** START RECORDED INFORMATION **

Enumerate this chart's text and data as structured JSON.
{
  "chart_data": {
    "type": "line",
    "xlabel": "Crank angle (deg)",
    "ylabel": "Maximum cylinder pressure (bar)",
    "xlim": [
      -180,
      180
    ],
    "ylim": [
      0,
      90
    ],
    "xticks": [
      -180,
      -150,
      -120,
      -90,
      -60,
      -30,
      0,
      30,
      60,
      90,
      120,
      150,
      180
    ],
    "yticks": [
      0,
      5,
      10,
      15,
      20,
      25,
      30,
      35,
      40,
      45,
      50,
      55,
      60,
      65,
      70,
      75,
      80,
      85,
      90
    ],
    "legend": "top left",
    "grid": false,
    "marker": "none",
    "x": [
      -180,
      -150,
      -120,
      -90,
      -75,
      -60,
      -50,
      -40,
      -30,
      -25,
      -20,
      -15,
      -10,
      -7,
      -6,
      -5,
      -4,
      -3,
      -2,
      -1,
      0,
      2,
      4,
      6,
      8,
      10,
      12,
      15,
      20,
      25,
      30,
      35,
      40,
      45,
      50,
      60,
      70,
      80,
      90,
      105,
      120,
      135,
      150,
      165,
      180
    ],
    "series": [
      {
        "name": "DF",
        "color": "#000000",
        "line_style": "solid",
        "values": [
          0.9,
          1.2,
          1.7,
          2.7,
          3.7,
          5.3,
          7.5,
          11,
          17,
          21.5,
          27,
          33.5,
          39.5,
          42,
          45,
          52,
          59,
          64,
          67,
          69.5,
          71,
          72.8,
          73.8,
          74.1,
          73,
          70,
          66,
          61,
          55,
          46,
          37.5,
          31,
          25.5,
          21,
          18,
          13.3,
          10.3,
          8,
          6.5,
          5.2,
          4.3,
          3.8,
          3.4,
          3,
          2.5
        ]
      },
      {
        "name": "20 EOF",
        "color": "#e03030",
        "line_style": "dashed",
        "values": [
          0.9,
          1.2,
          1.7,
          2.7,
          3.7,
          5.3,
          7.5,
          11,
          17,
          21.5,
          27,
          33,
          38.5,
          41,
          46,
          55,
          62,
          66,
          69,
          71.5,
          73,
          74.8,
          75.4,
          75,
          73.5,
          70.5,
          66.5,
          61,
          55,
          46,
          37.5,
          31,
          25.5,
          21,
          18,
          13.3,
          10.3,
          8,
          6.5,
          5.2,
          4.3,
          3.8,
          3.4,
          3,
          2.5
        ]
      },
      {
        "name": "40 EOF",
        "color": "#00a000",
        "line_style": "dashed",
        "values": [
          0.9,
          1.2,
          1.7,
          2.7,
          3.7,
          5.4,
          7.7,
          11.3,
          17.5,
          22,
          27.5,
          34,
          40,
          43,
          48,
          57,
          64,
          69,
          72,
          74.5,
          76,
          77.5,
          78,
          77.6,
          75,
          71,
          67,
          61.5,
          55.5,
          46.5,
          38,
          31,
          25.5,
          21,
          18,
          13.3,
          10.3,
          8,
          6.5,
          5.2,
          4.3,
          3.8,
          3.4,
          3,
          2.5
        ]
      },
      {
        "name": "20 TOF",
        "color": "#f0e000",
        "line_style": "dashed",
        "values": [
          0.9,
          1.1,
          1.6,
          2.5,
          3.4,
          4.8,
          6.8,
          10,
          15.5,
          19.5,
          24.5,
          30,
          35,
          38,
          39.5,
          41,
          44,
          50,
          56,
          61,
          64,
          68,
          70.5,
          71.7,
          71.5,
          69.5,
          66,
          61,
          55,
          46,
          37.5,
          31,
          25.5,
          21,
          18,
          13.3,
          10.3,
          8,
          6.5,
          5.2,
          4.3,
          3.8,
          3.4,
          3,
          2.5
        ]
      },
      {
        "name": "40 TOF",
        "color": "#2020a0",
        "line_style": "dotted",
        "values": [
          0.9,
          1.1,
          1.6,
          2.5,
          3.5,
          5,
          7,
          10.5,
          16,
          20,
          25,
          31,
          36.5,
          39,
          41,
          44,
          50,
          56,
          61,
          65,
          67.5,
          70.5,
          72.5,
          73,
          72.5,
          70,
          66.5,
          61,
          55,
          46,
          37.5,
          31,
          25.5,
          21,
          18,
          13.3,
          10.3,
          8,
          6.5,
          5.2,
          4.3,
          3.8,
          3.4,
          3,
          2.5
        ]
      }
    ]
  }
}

** END RECORDED INFORMATION **

OBJECTIVE
Tally the lines of the listing that include "name". Reply with nothing but the count.

SOLUTION TO THIS TASK
5